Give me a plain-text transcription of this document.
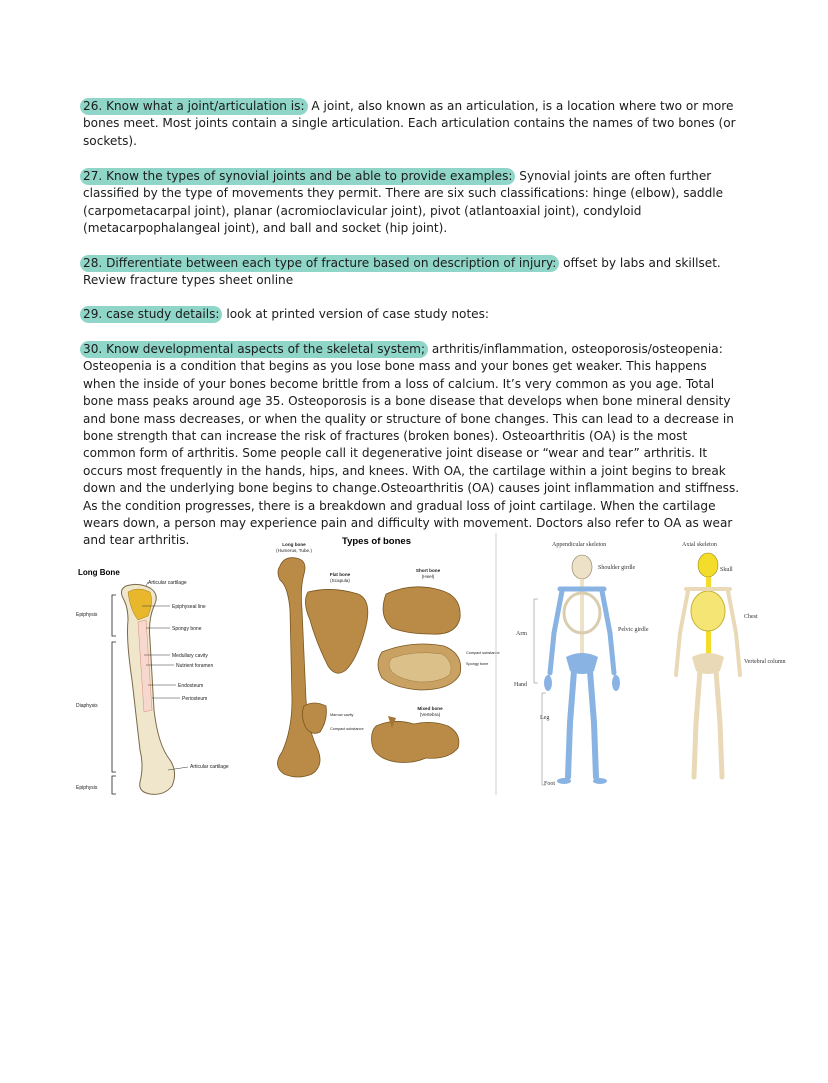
26. Know what a joint/articulation is: A joint, also known as an articulation, is a location where two or more bones meet. Most joints contain a single articulation. Each articulation contains the names of two bones (or sockets).
27. Know the types of synovial joints and be able to provide examples: Synovial joints are often further classified by the type of movements they permit. There are six such classifications: hinge (elbow), saddle (carpometacarpal joint), planar (acromioclavicular joint), pivot (atlantoaxial joint), condyloid (metacarpophalangeal joint), and ball and socket (hip joint).
28. Differentiate between each type of fracture based on description of injury: offset by labs and skillset. Review fracture types sheet online
29. case study details: look at printed version of case study notes:
30. Know developmental aspects of the skeletal system; arthritis/inflammation, osteoporosis/osteopenia: Osteopenia is a condition that begins as you lose bone mass and your bones get weaker. This happens when the inside of your bones become brittle from a loss of calcium. It’s very common as you age. Total bone mass peaks around age 35. Osteoporosis is a bone disease that develops when bone mineral density and bone mass decreases, or when the quality or structure of bone changes. This can lead to a decrease in bone strength that can increase the risk of fractures (broken bones). Osteoarthritis (OA) is the most common form of arthritis. Some people call it degenerative joint disease or “wear and tear” arthritis. It occurs most frequently in the hands, hips, and knees. With OA, the cartilage within a joint begins to break down and the underlying bone begins to change.Osteoarthritis (OA) causes joint inflammation and stiffness. As the condition progresses, there is a breakdown and gradual loss of joint cartilage. When the cartilage wears down, a person may experience pain and difficulty with movement. Doctors also refer to OA as wear and tear arthritis.
Long Bone
Articular cartilage
Epiphyseal line
Spongy bone
Medullary cavity
Nutrient foramen
Endosteum
Periosteum
Articular cartilage
Epiphysis
Diaphysis
Epiphysis
Types of bones
Long bone
(Humerus, Tube.)
Flat bone
(Scapula)
Short bone
(Heel)
Mixed bone
(Vertebra)
Compact substance
Spongy bone
Marrow cavity
Compact substance
Appendicular skeleton	Axial skeleton
Shoulder girdle
Pelvic girdle
Arm
Hand
Leg
Foot
Skull
Chest
Vertebral column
# # # #
- WORK REQUIRED -
Repeat every record above exactly, but leave out any pictures.

- THE REPLY -
Give me a plain-text transcription of this document.
26. Know what a joint/articulation is: A joint, also known as an articulation, is a location where two or more bones meet. Most joints contain a single articulation. Each articulation contains the names of two bones (or sockets).
27. Know the types of synovial joints and be able to provide examples: Synovial joints are often further classified by the type of movements they permit. There are six such classifications: hinge (elbow), saddle (carpometacarpal joint), planar (acromioclavicular joint), pivot (atlantoaxial joint), condyloid (metacarpophalangeal joint), and ball and socket (hip joint).
28. Differentiate between each type of fracture based on description of injury: offset by labs and skillset. Review fracture types sheet online
29. case study details: look at printed version of case study notes:
30. Know developmental aspects of the skeletal system; arthritis/inflammation, osteoporosis/osteopenia: Osteopenia is a condition that begins as you lose bone mass and your bones get weaker. This happens when the inside of your bones become brittle from a loss of calcium. It’s very common as you age. Total bone mass peaks around age 35. Osteoporosis is a bone disease that develops when bone mineral density and bone mass decreases, or when the quality or structure of bone changes. This can lead to a decrease in bone strength that can increase the risk of fractures (broken bones). Osteoarthritis (OA) is the most common form of arthritis. Some people call it degenerative joint disease or “wear and tear” arthritis. It occurs most frequently in the hands, hips, and knees. With OA, the cartilage within a joint begins to break down and the underlying bone begins to change.Osteoarthritis (OA) causes joint inflammation and stiffness. As the condition progresses, there is a breakdown and gradual loss of joint cartilage. When the cartilage wears down, a person may experience pain and difficulty with movement. Doctors also refer to OA as wear and tear arthritis.
Long Bone
Articular cartilage
Epiphyseal line
Spongy bone
Medullary cavity
Nutrient foramen
Endosteum
Periosteum
Articular cartilage
Epiphysis
Diaphysis
Epiphysis
Types of bones
Long bone
(Humerus, Tube.)
Flat bone
(Scapula)
Short bone
(Heel)
Mixed bone
(Vertebra)
Compact substance
Spongy bone
Marrow cavity
Compact substance
Appendicular skeleton	Axial skeleton
Shoulder girdle
Pelvic girdle
Arm
Hand
Leg
Foot
Skull
Chest
Vertebral column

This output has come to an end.